■ **Stated task**:
Wherever the word "xlabel" turns up in a line of the entries, copy that line.

■ **Records for this exercise**:

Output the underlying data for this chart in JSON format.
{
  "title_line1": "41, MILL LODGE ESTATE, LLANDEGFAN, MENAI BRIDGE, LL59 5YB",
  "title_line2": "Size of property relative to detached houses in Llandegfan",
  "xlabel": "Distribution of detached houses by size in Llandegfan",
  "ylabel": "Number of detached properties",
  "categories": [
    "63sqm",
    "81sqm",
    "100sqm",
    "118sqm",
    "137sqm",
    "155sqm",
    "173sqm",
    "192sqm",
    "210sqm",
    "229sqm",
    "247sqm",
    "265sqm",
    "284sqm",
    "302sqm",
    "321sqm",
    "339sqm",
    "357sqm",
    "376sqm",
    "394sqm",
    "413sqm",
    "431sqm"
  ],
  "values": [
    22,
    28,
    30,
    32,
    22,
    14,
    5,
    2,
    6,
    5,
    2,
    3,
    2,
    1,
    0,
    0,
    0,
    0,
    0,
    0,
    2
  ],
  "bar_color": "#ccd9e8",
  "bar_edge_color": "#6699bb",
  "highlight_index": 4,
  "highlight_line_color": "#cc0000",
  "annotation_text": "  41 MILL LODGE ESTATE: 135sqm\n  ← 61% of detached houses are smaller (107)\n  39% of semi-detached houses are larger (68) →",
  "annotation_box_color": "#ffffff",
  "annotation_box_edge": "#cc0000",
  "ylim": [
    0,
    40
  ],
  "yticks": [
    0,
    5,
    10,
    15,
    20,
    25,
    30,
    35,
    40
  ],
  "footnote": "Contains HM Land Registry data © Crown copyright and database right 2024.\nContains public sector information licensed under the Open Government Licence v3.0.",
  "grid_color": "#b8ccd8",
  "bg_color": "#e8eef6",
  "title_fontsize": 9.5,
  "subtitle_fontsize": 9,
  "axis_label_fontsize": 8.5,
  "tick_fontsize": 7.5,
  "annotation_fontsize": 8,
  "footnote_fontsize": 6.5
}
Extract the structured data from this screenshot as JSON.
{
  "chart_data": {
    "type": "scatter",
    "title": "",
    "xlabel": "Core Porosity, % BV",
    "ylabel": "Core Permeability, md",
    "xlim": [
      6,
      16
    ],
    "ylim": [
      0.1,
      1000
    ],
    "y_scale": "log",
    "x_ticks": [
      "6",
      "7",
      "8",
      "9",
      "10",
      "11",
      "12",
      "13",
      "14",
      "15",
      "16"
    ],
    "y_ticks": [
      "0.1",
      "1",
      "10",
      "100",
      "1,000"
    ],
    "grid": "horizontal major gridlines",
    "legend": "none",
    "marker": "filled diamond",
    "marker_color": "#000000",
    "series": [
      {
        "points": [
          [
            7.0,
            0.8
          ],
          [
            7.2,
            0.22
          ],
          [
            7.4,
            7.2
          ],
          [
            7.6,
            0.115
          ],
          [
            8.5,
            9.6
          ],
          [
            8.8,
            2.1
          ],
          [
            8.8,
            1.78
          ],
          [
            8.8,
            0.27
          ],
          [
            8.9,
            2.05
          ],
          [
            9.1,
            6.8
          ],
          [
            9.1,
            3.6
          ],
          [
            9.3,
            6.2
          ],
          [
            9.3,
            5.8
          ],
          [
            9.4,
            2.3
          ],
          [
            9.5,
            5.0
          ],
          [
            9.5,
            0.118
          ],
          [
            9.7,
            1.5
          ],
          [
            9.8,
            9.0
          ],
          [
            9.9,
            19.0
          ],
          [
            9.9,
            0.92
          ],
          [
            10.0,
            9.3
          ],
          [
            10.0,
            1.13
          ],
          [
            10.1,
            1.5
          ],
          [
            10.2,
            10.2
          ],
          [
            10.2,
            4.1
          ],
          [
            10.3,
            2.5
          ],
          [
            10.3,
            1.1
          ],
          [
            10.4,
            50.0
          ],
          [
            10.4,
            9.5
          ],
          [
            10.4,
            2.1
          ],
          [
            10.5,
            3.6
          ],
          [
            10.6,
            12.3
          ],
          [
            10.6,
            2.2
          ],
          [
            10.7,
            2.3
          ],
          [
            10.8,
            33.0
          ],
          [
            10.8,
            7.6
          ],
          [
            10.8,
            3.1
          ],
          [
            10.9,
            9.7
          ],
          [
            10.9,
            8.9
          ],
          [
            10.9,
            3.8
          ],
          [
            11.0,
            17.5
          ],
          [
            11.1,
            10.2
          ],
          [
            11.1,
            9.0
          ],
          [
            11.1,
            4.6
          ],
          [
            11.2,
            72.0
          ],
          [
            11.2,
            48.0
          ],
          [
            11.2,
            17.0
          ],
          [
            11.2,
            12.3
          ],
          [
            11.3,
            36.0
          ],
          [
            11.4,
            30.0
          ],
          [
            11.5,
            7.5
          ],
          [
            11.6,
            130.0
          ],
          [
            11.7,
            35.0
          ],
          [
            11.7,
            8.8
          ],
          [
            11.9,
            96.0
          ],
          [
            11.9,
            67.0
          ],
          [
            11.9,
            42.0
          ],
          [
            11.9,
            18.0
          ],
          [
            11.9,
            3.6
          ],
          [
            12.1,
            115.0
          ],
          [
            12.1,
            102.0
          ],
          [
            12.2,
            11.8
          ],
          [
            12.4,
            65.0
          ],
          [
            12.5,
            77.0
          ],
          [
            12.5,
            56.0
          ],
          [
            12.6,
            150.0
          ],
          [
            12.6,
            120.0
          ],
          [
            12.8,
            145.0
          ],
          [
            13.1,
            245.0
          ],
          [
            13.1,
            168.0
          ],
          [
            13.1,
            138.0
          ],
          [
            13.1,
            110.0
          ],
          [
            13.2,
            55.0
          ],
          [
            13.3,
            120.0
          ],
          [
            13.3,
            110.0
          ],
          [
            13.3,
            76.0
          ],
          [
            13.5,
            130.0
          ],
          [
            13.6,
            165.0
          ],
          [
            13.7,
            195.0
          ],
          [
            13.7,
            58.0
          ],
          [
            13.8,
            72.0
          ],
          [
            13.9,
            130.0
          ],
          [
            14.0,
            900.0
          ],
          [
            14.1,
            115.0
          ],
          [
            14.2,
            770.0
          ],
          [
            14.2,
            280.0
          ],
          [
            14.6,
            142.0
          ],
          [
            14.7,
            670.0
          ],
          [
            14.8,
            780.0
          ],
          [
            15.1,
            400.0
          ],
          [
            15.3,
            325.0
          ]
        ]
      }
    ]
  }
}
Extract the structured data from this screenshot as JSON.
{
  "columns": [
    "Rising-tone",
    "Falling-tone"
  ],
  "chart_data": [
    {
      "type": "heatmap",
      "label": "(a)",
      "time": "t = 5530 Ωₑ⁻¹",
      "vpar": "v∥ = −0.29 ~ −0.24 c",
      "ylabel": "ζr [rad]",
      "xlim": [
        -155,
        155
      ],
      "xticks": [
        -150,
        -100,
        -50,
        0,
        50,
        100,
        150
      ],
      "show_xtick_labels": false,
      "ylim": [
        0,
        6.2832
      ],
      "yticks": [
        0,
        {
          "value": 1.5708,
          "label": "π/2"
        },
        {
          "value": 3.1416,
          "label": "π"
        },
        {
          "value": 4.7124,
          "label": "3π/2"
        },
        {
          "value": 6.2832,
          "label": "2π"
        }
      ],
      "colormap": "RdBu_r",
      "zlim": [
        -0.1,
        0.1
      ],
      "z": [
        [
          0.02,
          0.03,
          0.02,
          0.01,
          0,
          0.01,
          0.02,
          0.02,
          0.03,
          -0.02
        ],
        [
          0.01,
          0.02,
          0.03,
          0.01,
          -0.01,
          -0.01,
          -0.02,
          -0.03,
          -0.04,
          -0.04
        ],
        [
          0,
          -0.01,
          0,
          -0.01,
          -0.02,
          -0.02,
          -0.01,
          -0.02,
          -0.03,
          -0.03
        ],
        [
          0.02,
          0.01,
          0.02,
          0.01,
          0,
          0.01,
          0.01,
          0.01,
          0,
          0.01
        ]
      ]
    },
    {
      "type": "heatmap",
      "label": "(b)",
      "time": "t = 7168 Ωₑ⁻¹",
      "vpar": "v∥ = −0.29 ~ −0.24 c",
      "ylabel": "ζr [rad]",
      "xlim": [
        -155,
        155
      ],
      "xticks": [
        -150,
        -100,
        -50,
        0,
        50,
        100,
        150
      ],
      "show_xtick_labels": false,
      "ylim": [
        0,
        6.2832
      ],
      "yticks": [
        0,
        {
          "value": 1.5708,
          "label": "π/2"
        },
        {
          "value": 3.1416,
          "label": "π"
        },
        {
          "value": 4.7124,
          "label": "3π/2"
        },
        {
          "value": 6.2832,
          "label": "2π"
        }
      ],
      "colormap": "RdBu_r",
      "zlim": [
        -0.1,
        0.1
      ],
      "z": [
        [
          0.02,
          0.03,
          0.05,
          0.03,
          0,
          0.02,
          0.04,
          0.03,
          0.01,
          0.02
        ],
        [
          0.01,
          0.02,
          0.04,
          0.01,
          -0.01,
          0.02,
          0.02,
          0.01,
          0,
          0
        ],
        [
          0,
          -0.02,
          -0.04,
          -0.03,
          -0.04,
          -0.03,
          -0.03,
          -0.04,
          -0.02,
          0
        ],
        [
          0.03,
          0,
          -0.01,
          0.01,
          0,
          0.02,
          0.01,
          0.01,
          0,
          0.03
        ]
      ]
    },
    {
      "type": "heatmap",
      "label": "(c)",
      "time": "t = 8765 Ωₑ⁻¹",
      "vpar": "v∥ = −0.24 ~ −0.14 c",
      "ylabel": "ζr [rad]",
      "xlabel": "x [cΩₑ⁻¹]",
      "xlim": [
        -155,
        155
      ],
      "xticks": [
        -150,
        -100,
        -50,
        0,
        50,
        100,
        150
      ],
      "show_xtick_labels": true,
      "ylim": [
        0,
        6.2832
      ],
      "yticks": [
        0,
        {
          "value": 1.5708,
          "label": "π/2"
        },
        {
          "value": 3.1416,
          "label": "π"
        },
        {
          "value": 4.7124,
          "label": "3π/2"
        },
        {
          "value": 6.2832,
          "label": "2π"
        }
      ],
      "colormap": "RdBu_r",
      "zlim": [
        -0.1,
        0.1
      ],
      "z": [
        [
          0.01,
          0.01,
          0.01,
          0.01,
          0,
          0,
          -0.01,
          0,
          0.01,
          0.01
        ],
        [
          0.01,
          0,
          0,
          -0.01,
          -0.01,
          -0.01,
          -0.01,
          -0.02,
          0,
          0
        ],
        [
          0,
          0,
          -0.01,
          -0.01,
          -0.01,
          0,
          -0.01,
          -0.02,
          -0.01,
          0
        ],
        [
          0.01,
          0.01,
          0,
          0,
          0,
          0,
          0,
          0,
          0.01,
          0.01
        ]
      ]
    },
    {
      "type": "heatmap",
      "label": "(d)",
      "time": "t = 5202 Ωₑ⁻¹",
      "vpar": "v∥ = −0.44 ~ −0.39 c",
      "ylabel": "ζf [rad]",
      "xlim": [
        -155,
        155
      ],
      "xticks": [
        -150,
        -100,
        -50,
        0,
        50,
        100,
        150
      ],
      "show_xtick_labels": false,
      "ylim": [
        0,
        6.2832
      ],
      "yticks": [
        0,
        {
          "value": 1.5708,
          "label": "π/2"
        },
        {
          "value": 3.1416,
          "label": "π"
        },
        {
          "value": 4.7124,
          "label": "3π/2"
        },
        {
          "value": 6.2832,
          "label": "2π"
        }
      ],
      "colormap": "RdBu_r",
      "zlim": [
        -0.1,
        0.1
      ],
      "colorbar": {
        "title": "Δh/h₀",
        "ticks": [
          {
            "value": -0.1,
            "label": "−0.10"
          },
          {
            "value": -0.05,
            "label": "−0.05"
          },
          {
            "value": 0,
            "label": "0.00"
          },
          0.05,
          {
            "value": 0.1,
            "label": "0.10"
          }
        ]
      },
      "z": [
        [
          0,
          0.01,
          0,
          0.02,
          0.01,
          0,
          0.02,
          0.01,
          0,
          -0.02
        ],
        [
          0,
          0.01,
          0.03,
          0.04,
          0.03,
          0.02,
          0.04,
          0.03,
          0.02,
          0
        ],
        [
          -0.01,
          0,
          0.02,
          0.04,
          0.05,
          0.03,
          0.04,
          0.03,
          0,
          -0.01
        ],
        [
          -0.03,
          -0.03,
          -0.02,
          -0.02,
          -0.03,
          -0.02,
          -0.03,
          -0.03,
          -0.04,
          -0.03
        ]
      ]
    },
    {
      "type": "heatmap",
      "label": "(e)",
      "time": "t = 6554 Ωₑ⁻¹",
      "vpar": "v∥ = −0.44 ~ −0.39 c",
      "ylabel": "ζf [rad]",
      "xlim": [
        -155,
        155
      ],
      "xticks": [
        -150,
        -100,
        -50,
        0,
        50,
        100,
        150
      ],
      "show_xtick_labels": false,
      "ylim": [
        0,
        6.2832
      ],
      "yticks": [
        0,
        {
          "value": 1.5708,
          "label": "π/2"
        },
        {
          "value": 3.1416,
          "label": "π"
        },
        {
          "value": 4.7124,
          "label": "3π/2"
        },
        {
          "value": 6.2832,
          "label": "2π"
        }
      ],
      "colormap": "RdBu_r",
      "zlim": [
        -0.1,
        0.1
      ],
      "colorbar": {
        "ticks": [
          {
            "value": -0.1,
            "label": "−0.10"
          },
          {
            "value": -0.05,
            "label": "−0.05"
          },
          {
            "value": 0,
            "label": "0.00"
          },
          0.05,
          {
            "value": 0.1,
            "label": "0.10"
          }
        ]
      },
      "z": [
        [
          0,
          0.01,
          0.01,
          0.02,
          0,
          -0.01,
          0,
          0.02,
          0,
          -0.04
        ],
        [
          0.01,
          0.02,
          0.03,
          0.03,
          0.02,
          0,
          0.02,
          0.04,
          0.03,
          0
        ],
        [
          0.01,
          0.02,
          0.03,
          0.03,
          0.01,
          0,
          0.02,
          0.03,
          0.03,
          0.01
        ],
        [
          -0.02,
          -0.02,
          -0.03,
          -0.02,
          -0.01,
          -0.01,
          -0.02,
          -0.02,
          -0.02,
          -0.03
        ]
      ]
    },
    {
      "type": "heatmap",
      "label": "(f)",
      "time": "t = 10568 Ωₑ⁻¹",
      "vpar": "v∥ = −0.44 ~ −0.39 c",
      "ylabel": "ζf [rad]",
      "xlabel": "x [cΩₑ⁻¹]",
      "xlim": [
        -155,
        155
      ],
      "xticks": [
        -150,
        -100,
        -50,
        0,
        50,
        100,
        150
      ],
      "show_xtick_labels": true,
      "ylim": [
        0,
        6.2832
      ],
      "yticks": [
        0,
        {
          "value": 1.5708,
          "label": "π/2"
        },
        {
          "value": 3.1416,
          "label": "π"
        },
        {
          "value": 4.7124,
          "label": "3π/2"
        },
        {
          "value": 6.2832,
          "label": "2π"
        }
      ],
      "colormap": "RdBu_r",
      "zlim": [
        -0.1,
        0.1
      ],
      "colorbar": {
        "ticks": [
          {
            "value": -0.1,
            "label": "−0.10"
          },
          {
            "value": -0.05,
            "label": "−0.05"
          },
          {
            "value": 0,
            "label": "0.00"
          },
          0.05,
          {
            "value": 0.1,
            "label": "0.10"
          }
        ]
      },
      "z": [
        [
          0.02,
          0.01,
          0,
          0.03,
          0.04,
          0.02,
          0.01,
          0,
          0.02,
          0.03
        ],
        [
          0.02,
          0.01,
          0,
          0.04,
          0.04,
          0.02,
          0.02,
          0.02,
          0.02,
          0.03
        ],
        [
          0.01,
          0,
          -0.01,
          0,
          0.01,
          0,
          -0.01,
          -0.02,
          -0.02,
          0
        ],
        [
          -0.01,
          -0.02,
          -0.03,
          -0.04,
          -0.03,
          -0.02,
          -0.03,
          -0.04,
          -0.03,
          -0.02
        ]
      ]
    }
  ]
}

■ **The response**:
  "xlabel": "Distribution of detached houses by size in Llandegfan",
    "xlabel": "Core Porosity, % BV",
      "xlabel": "x [cΩₑ⁻¹]",
      "xlabel": "x [cΩₑ⁻¹]",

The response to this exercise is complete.